** begin Supplied data **

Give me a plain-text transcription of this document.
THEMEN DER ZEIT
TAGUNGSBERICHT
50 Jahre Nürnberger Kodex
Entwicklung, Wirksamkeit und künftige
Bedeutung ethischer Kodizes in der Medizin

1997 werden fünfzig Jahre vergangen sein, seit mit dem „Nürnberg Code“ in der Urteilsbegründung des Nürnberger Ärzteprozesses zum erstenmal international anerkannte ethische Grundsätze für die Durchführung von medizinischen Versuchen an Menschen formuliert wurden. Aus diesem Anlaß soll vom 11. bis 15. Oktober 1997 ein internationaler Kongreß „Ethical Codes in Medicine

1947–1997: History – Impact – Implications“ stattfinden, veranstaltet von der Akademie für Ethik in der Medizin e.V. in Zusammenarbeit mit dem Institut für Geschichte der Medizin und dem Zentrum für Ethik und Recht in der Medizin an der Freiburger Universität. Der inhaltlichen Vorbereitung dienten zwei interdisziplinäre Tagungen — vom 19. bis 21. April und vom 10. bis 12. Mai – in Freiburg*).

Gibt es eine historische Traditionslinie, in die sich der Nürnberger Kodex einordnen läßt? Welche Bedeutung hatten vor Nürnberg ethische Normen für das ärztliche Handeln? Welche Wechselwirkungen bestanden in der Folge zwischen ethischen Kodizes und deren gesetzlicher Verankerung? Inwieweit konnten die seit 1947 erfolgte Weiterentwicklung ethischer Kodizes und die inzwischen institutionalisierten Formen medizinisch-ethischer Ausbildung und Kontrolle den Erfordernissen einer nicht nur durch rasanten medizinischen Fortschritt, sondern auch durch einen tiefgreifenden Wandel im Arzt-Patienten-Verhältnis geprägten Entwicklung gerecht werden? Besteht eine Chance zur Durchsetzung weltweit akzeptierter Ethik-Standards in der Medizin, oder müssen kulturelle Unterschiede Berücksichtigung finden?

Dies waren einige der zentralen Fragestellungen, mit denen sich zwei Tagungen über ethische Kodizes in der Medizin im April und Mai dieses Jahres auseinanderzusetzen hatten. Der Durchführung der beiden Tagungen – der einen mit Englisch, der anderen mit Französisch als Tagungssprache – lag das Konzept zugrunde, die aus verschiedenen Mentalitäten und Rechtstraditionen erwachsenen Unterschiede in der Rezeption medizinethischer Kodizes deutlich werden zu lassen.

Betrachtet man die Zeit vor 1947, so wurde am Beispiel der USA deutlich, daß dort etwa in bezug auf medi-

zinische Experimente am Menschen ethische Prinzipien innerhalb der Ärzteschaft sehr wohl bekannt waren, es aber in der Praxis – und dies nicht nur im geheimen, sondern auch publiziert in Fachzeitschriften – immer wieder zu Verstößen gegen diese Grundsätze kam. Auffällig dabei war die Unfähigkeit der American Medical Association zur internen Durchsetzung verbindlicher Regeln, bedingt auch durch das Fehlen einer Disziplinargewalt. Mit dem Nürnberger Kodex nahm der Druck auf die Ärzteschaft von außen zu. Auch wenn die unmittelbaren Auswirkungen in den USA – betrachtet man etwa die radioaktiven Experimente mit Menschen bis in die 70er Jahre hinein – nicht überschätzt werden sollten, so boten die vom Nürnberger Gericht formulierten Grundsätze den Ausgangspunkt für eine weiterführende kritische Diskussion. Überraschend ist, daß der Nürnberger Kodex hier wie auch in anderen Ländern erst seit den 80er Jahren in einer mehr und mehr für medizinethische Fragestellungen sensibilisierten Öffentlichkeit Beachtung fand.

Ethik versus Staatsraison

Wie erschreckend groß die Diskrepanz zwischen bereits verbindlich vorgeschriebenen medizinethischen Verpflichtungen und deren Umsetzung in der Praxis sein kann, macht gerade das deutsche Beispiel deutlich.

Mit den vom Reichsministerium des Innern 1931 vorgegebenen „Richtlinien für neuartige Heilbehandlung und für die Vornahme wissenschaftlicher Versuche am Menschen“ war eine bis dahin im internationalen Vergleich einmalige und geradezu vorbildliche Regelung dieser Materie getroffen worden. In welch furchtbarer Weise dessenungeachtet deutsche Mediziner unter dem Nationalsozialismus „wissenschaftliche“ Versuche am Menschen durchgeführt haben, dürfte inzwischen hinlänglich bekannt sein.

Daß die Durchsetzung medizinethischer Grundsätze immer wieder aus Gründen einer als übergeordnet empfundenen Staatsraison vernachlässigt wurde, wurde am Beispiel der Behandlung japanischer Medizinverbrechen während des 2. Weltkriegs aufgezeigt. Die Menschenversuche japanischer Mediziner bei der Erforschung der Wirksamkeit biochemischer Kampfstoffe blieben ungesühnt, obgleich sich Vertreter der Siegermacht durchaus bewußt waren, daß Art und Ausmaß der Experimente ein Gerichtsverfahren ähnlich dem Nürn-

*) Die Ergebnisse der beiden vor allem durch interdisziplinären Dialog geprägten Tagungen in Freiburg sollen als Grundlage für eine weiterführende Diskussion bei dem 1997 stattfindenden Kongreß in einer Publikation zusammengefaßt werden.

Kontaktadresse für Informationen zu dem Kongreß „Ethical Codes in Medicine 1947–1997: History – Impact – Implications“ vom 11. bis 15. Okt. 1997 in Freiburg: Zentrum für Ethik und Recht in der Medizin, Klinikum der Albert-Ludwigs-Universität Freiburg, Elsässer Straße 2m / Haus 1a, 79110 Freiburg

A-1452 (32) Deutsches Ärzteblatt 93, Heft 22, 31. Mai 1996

** end Supplied data **

### Task description:
Output the records above in their entirety, exactly.

### Full answer:
Give me a plain-text transcription of this document.
THEMEN DER ZEIT
TAGUNGSBERICHT
50 Jahre Nürnberger Kodex
Entwicklung, Wirksamkeit und künftige
Bedeutung ethischer Kodizes in der Medizin

1997 werden fünfzig Jahre vergangen sein, seit mit dem „Nürnberg Code“ in der Urteilsbegründung des Nürnberger Ärzteprozesses zum erstenmal international anerkannte ethische Grundsätze für die Durchführung von medizinischen Versuchen an Menschen formuliert wurden. Aus diesem Anlaß soll vom 11. bis 15. Oktober 1997 ein internationaler Kongreß „Ethical Codes in Medicine

1947–1997: History – Impact – Implications“ stattfinden, veranstaltet von der Akademie für Ethik in der Medizin e.V. in Zusammenarbeit mit dem Institut für Geschichte der Medizin und dem Zentrum für Ethik und Recht in der Medizin an der Freiburger Universität. Der inhaltlichen Vorbereitung dienten zwei interdisziplinäre Tagungen — vom 19. bis 21. April und vom 10. bis 12. Mai – in Freiburg*).

Gibt es eine historische Traditionslinie, in die sich der Nürnberger Kodex einordnen läßt? Welche Bedeutung hatten vor Nürnberg ethische Normen für das ärztliche Handeln? Welche Wechselwirkungen bestanden in der Folge zwischen ethischen Kodizes und deren gesetzlicher Verankerung? Inwieweit konnten die seit 1947 erfolgte Weiterentwicklung ethischer Kodizes und die inzwischen institutionalisierten Formen medizinisch-ethischer Ausbildung und Kontrolle den Erfordernissen einer nicht nur durch rasanten medizinischen Fortschritt, sondern auch durch einen tiefgreifenden Wandel im Arzt-Patienten-Verhältnis geprägten Entwicklung gerecht werden? Besteht eine Chance zur Durchsetzung weltweit akzeptierter Ethik-Standards in der Medizin, oder müssen kulturelle Unterschiede Berücksichtigung finden?

Dies waren einige der zentralen Fragestellungen, mit denen sich zwei Tagungen über ethische Kodizes in der Medizin im April und Mai dieses Jahres auseinanderzusetzen hatten. Der Durchführung der beiden Tagungen – der einen mit Englisch, der anderen mit Französisch als Tagungssprache – lag das Konzept zugrunde, die aus verschiedenen Mentalitäten und Rechtstraditionen erwachsenen Unterschiede in der Rezeption medizinethischer Kodizes deutlich werden zu lassen.

Betrachtet man die Zeit vor 1947, so wurde am Beispiel der USA deutlich, daß dort etwa in bezug auf medi-

zinische Experimente am Menschen ethische Prinzipien innerhalb der Ärzteschaft sehr wohl bekannt waren, es aber in der Praxis – und dies nicht nur im geheimen, sondern auch publiziert in Fachzeitschriften – immer wieder zu Verstößen gegen diese Grundsätze kam. Auffällig dabei war die Unfähigkeit der American Medical Association zur internen Durchsetzung verbindlicher Regeln, bedingt auch durch das Fehlen einer Disziplinargewalt. Mit dem Nürnberger Kodex nahm der Druck auf die Ärzteschaft von außen zu. Auch wenn die unmittelbaren Auswirkungen in den USA – betrachtet man etwa die radioaktiven Experimente mit Menschen bis in die 70er Jahre hinein – nicht überschätzt werden sollten, so boten die vom Nürnberger Gericht formulierten Grundsätze den Ausgangspunkt für eine weiterführende kritische Diskussion. Überraschend ist, daß der Nürnberger Kodex hier wie auch in anderen Ländern erst seit den 80er Jahren in einer mehr und mehr für medizinethische Fragestellungen sensibilisierten Öffentlichkeit Beachtung fand.

Ethik versus Staatsraison

Wie erschreckend groß die Diskrepanz zwischen bereits verbindlich vorgeschriebenen medizinethischen Verpflichtungen und deren Umsetzung in der Praxis sein kann, macht gerade das deutsche Beispiel deutlich.

Mit den vom Reichsministerium des Innern 1931 vorgegebenen „Richtlinien für neuartige Heilbehandlung und für die Vornahme wissenschaftlicher Versuche am Menschen“ war eine bis dahin im internationalen Vergleich einmalige und geradezu vorbildliche Regelung dieser Materie getroffen worden. In welch furchtbarer Weise dessenungeachtet deutsche Mediziner unter dem Nationalsozialismus „wissenschaftliche“ Versuche am Menschen durchgeführt haben, dürfte inzwischen hinlänglich bekannt sein.

Daß die Durchsetzung medizinethischer Grundsätze immer wieder aus Gründen einer als übergeordnet empfundenen Staatsraison vernachlässigt wurde, wurde am Beispiel der Behandlung japanischer Medizinverbrechen während des 2. Weltkriegs aufgezeigt. Die Menschenversuche japanischer Mediziner bei der Erforschung der Wirksamkeit biochemischer Kampfstoffe blieben ungesühnt, obgleich sich Vertreter der Siegermacht durchaus bewußt waren, daß Art und Ausmaß der Experimente ein Gerichtsverfahren ähnlich dem Nürn-

*) Die Ergebnisse der beiden vor allem durch interdisziplinären Dialog geprägten Tagungen in Freiburg sollen als Grundlage für eine weiterführende Diskussion bei dem 1997 stattfindenden Kongreß in einer Publikation zusammengefaßt werden.

Kontaktadresse für Informationen zu dem Kongreß „Ethical Codes in Medicine 1947–1997: History – Impact – Implications“ vom 11. bis 15. Okt. 1997 in Freiburg: Zentrum für Ethik und Recht in der Medizin, Klinikum der Albert-Ludwigs-Universität Freiburg, Elsässer Straße 2m / Haus 1a, 79110 Freiburg

A-1452 (32) Deutsches Ärzteblatt 93, Heft 22, 31. Mai 1996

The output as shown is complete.